Start of Entries shown

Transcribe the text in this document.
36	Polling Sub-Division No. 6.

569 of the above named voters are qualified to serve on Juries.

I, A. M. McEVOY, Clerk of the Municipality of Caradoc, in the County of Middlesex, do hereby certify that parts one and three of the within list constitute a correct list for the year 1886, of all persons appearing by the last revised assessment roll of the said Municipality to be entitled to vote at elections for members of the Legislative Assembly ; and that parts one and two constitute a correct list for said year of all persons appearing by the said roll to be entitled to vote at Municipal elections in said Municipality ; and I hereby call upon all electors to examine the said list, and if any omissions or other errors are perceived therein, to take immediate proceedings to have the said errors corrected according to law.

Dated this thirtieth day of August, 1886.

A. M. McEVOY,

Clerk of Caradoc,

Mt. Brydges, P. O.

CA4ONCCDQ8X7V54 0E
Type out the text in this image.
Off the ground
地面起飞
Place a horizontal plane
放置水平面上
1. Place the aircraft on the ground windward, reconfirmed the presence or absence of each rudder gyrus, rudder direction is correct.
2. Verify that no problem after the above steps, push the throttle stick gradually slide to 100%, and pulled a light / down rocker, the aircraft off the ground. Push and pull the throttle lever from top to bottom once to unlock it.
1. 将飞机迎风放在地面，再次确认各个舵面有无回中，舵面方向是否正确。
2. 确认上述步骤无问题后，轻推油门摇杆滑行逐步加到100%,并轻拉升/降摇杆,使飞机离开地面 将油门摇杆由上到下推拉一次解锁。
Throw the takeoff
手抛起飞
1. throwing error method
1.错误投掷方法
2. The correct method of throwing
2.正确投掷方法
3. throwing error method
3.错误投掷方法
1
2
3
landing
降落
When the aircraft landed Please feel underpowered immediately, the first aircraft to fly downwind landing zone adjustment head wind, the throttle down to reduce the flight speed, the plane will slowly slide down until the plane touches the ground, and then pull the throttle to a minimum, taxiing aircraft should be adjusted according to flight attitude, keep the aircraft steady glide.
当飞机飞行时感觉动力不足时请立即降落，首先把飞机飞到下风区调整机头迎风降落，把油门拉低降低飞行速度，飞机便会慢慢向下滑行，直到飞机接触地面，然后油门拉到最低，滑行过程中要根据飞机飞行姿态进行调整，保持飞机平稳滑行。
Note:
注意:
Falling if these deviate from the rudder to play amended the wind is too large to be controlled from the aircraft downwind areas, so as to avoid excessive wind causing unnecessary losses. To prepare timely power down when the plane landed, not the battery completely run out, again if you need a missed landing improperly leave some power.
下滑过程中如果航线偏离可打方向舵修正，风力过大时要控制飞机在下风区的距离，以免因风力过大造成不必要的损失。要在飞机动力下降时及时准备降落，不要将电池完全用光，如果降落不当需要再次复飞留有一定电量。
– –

End of Entries shown

Task description:
Copy each line of the listing that holds the word "method".

Expected answer:
1. throwing error method
2. The correct method of throwing
3. throwing error method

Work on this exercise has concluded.